What you are asked to do: Your answer is a single number: how many lines hold the word "average"?

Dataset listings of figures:

* Start *

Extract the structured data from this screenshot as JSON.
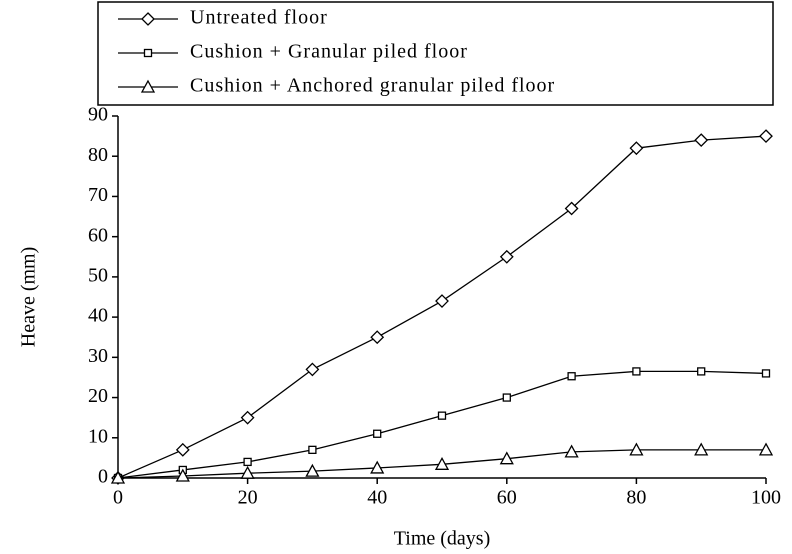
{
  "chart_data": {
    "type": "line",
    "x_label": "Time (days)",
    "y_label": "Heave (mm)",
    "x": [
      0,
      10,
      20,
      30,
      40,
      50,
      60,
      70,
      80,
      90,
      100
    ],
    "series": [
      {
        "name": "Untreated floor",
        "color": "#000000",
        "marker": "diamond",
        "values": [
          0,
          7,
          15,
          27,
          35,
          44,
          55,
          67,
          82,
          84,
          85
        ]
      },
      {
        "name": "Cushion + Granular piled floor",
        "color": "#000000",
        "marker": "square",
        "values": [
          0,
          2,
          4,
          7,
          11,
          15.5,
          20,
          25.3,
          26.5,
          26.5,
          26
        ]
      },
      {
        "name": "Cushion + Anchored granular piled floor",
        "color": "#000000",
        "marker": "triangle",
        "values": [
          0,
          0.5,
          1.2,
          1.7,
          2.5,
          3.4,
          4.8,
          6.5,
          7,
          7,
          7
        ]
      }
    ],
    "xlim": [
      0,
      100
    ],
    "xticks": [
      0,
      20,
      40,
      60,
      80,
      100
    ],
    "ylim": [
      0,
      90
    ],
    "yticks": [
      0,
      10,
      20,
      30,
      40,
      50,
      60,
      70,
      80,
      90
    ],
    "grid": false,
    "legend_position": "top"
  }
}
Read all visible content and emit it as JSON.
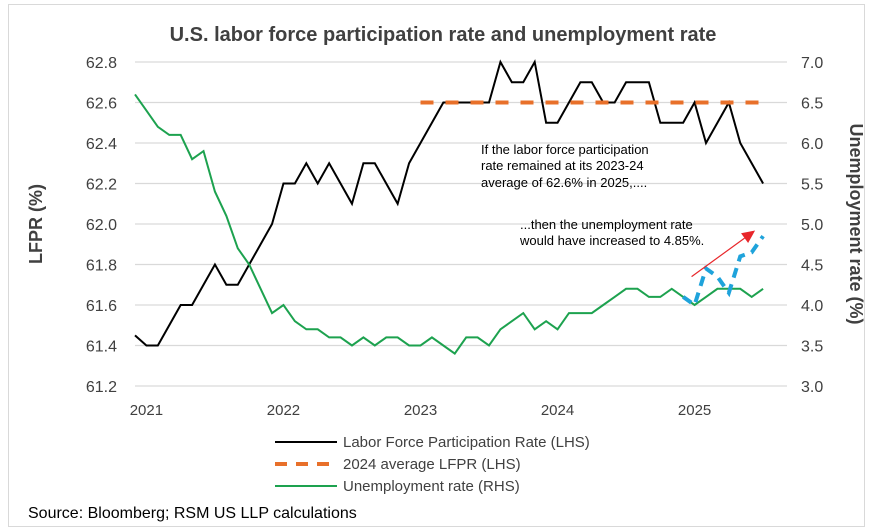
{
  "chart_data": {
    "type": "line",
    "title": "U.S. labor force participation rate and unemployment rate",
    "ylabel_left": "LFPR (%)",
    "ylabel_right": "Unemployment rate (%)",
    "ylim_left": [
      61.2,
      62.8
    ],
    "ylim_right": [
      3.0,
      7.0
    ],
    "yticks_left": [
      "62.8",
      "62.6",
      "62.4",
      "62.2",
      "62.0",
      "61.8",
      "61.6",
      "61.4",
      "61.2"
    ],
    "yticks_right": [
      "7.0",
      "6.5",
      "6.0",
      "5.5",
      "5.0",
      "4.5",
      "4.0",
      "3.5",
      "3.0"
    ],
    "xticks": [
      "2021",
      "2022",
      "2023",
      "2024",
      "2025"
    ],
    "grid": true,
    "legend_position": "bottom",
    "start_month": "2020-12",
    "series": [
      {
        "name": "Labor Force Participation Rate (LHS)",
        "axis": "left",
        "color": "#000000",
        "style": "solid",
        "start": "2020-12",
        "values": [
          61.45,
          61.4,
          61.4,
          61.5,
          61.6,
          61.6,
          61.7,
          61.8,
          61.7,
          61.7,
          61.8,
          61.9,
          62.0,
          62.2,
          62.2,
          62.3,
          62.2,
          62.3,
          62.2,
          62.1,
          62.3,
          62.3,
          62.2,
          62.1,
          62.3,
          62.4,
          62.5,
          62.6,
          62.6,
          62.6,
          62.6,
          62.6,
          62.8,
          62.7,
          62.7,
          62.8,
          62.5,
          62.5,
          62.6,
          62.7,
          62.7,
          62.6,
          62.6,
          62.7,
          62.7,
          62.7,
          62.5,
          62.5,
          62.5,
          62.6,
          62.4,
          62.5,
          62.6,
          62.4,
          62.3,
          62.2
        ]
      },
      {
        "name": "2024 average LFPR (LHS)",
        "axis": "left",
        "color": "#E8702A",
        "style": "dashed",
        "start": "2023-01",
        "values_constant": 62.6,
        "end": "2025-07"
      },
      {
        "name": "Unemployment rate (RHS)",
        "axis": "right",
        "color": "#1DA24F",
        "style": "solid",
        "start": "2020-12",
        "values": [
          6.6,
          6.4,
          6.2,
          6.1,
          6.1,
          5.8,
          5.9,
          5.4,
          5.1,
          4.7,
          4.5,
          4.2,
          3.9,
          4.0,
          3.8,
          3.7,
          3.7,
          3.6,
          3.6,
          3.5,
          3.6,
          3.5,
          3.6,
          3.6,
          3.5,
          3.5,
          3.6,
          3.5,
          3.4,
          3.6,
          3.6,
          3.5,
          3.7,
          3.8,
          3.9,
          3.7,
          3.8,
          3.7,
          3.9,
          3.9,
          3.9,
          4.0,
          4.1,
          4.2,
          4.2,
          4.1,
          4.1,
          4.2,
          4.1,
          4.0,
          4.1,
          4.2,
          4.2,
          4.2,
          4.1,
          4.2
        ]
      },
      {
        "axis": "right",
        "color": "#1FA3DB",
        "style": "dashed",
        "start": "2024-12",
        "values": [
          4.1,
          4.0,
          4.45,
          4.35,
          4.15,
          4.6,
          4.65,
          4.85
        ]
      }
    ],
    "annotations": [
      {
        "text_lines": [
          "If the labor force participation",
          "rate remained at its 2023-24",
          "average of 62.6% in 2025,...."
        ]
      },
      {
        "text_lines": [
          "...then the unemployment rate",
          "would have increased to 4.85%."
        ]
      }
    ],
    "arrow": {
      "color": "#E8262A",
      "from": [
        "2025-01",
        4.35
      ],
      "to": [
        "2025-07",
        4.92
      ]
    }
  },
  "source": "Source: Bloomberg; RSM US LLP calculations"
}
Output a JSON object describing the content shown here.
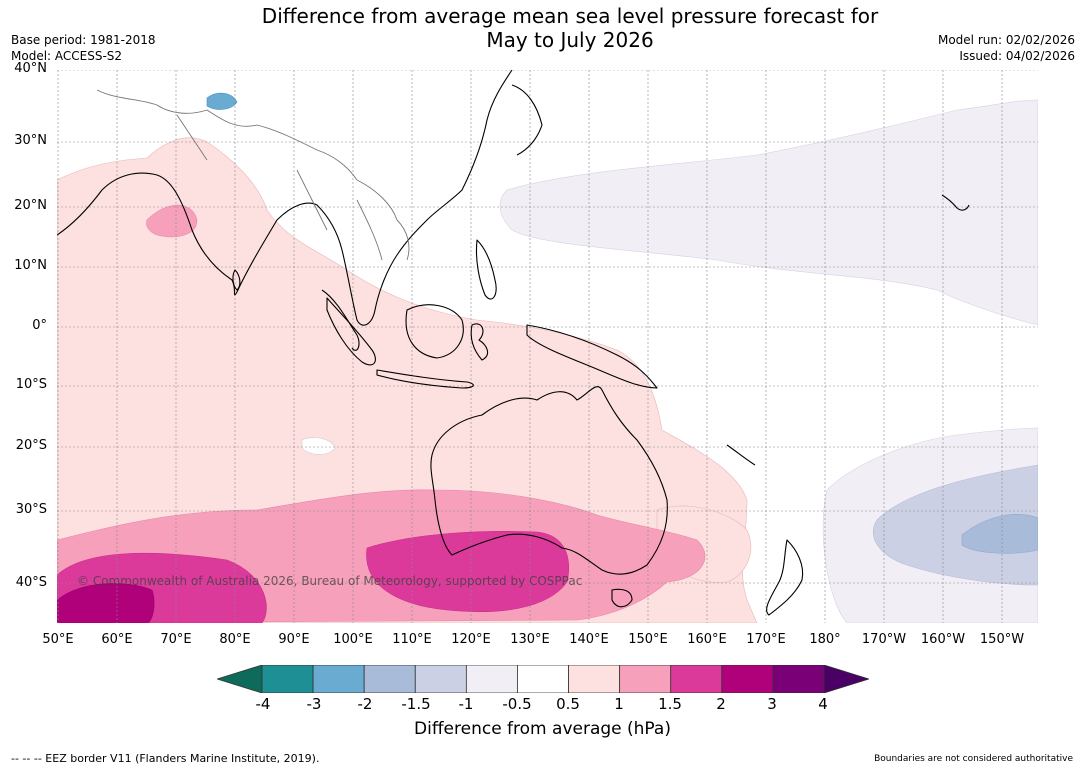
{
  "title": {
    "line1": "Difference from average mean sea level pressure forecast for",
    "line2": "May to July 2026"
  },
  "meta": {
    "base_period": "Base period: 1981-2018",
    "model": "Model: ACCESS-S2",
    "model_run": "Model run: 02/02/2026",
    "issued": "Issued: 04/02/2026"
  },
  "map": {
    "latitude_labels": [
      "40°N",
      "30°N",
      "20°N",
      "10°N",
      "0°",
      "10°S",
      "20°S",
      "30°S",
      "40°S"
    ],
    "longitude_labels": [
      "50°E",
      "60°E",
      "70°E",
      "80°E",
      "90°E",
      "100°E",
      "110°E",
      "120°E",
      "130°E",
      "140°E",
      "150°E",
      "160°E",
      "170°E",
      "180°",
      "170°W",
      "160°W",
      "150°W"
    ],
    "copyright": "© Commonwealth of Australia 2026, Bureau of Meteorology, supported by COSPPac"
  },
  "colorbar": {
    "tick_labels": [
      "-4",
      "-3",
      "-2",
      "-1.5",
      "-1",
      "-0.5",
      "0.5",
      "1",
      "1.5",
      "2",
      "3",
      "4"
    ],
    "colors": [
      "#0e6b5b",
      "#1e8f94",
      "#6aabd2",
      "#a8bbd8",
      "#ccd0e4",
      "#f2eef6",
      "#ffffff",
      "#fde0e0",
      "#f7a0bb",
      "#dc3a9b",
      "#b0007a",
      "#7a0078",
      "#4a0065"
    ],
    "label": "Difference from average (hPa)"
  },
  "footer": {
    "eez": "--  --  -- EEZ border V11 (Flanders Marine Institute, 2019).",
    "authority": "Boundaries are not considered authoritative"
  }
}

* End *

Reply: 4